• _Raw records_
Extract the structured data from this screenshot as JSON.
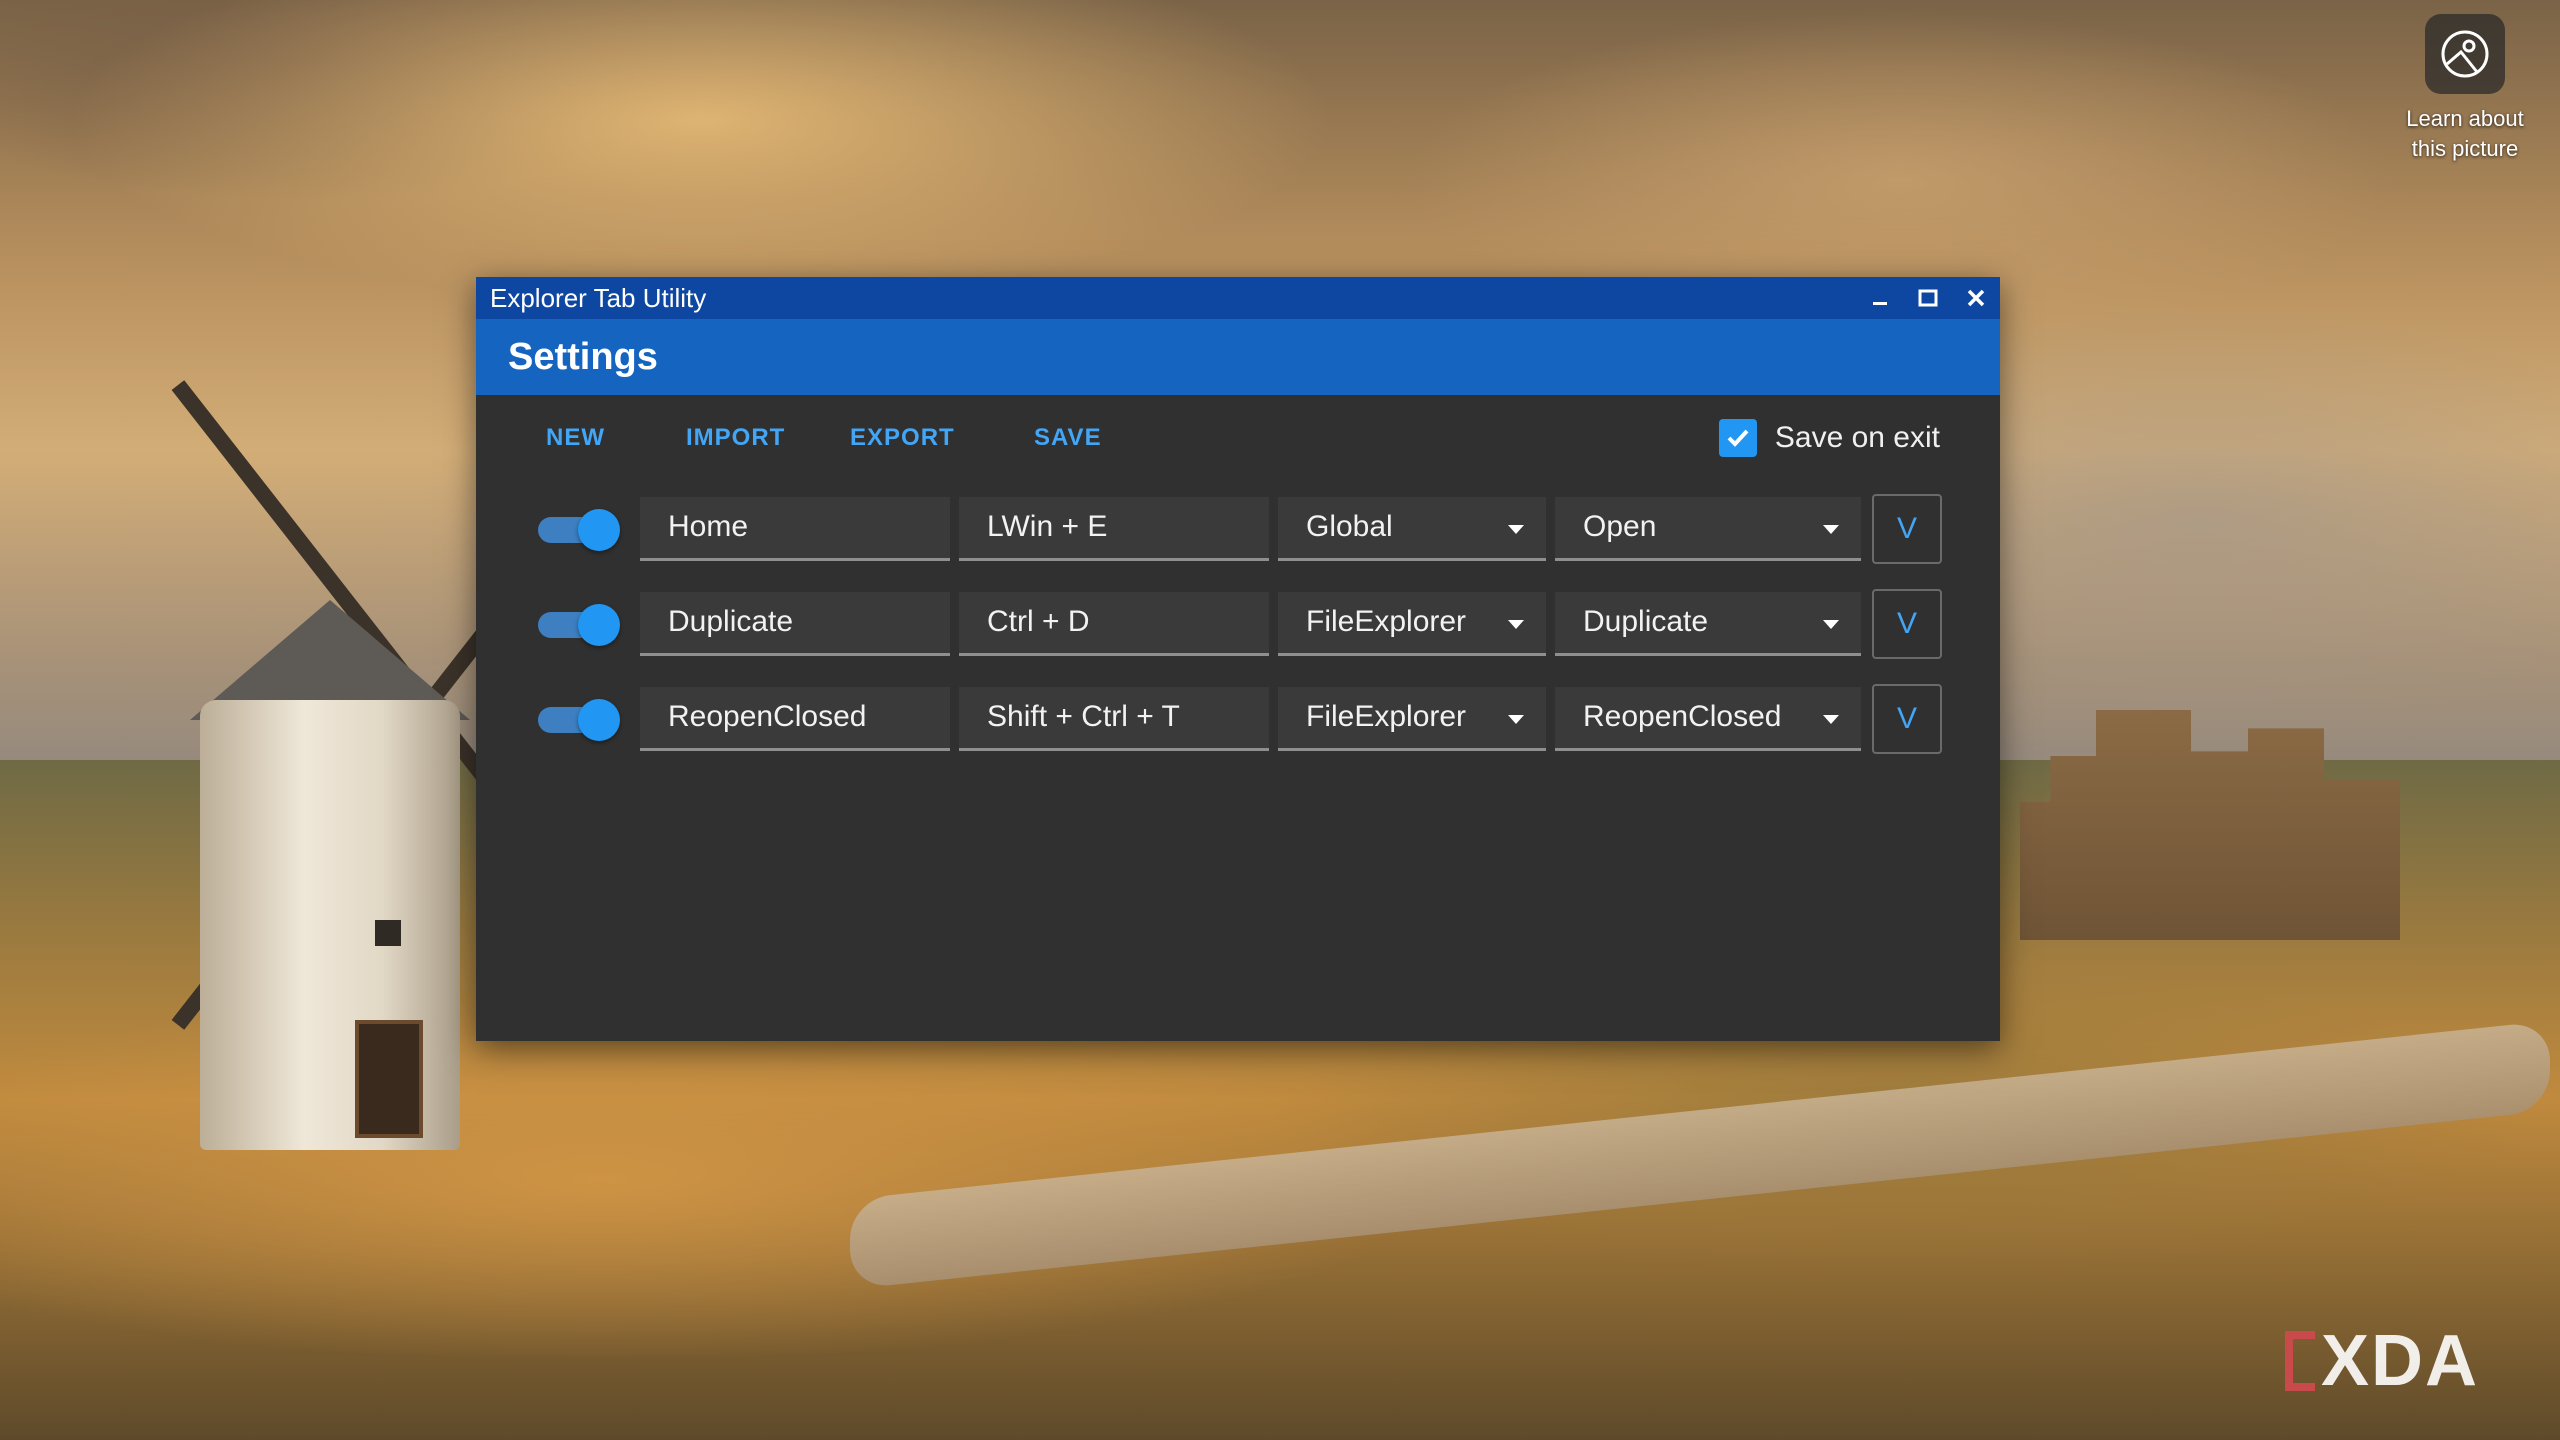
{
  "desktop": {
    "learn_label_line1": "Learn about",
    "learn_label_line2": "this picture",
    "watermark": "XDA"
  },
  "window": {
    "title": "Explorer Tab Utility",
    "header": "Settings",
    "toolbar": {
      "new_label": "NEW",
      "import_label": "IMPORT",
      "export_label": "EXPORT",
      "save_label": "SAVE"
    },
    "save_on_exit": {
      "label": "Save on exit",
      "checked": true
    },
    "expand_glyph": "V",
    "rows": [
      {
        "enabled": true,
        "name": "Home",
        "hotkey": "LWin + E",
        "scope": "Global",
        "action": "Open"
      },
      {
        "enabled": true,
        "name": "Duplicate",
        "hotkey": "Ctrl + D",
        "scope": "FileExplorer",
        "action": "Duplicate"
      },
      {
        "enabled": true,
        "name": "ReopenClosed",
        "hotkey": "Shift + Ctrl + T",
        "scope": "FileExplorer",
        "action": "ReopenClosed"
      }
    ]
  },
  "colors": {
    "titlebar": "#0d47a1",
    "header": "#1565c0",
    "accent": "#2196f3",
    "link": "#42a5f5",
    "content_bg": "#303030"
  }
}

• _Problem requirements_
Return only those lines of the records that contain the string "hotkey".

• _Written reply_
        "hotkey": "LWin + E",
        "hotkey": "Ctrl + D",
        "hotkey": "Shift + Ctrl + T",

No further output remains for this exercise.